### EXTRACTED MATERIAL

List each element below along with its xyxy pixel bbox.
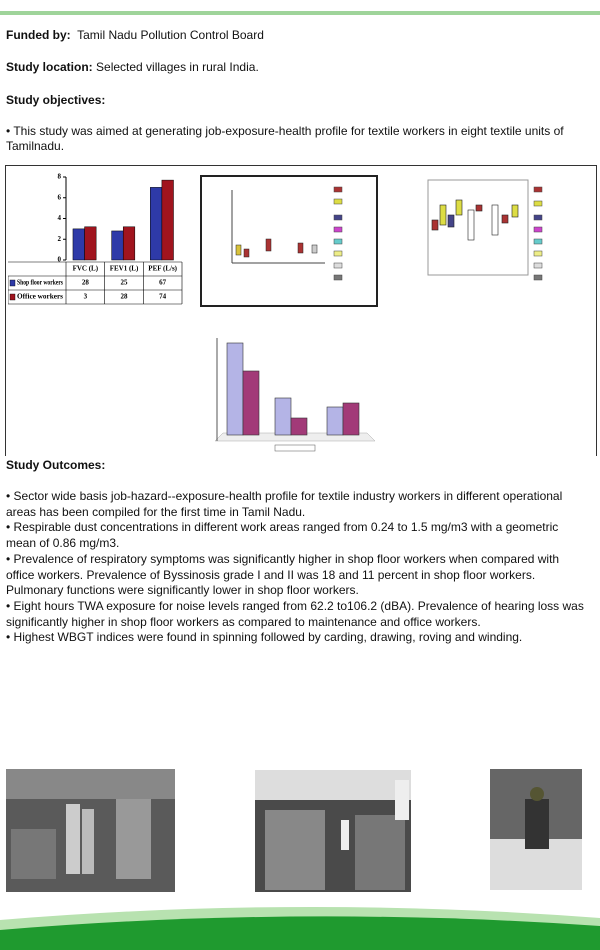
label: Funded by: bbox=[6, 28, 71, 42]
top-rule bbox=[0, 11, 600, 15]
legend-label: Shop floor workers bbox=[17, 279, 63, 287]
heading: Study Outcomes: bbox=[6, 458, 106, 472]
table-cell: 28 bbox=[82, 279, 90, 287]
value: Selected villages in rural India. bbox=[96, 60, 259, 74]
box-plot-image bbox=[200, 175, 378, 307]
y-tick-label: 8 bbox=[58, 173, 62, 181]
y-tick-label: 6 bbox=[58, 193, 62, 201]
chart: 0 2 4 6 8 FVC (L) FEV1 (L) PEF (L/s) Shop floor … bbox=[8, 173, 183, 305]
legend-label: Office workers bbox=[17, 293, 63, 301]
bar bbox=[122, 226, 136, 261]
bullet: • This study was aimed at generating job… bbox=[6, 124, 564, 153]
y-tick-label: 4 bbox=[58, 214, 62, 222]
bullet: • Respirable dust concentrations in diff… bbox=[6, 520, 559, 551]
x-tick-label: PEF (L/s) bbox=[148, 265, 177, 273]
table-cell: 74 bbox=[159, 293, 167, 301]
table-cell: 25 bbox=[121, 279, 129, 287]
bar bbox=[72, 228, 85, 261]
bar bbox=[84, 226, 97, 261]
table-cell: 67 bbox=[159, 279, 167, 287]
bar bbox=[150, 187, 163, 261]
label: Study location: bbox=[6, 60, 93, 74]
x-tick-label: FEV1 (L) bbox=[110, 265, 139, 273]
photo bbox=[490, 769, 582, 890]
photo bbox=[255, 770, 411, 892]
bullet: • Sector wide basis job-hazard--exposure… bbox=[6, 489, 563, 519]
y-tick-label: 2 bbox=[58, 235, 62, 243]
legend-swatch bbox=[9, 293, 16, 301]
bullet: • Prevalence of respiratory symptoms was… bbox=[6, 551, 560, 598]
photo bbox=[6, 769, 175, 892]
table-cell: 28 bbox=[121, 293, 129, 301]
legend-swatch bbox=[9, 279, 16, 287]
y-tick-label: 0 bbox=[58, 256, 62, 264]
bar bbox=[111, 230, 124, 261]
table-cell: 3 bbox=[84, 293, 88, 301]
funding: Funded by: Tamil Nadu Pollution Control … bbox=[6, 28, 594, 43]
outcome-list: • Sector wide basis job-hazard--exposure… bbox=[6, 489, 590, 646]
x-tick-label: FVC (L) bbox=[73, 265, 99, 273]
bullet: • Eight hours TWA exposure for noise lev… bbox=[6, 598, 584, 629]
heading: Study objectives: bbox=[6, 93, 106, 107]
footer-wave bbox=[0, 906, 600, 950]
location: Study location: Selected villages in rur… bbox=[6, 60, 594, 75]
bar-chart-image bbox=[214, 338, 376, 452]
box-plot-image bbox=[427, 179, 543, 281]
bar bbox=[161, 179, 174, 261]
bullet: • Highest WBGT indices were found in spi… bbox=[6, 630, 523, 645]
figure-box bbox=[5, 165, 597, 456]
value: Tamil Nadu Pollution Control Board bbox=[77, 28, 264, 42]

### DIRECTIONS FOR THIS TASK
Convert the data from the line with "label: Funded by: bbox=[6, 28, 71, 42]" up to and including the line with "value: Selected villages" into a JSON list of strings, one string per line.

### OUTPUT OF THE EXERCISE
[
  "label: Funded by: bbox=[6, 28, 71, 42]",
  "top-rule bbox=[0, 11, 600, 15]",
  "legend-label: Shop floor workers bbox=[17, 279, 63, 287]",
  "heading: Study Outcomes: bbox=[6, 458, 106, 472]",
  "table-cell: 28 bbox=[82, 279, 90, 287]",
  "value: Selected villages in rural India. bbox=[96, 60, 259, 74]"
]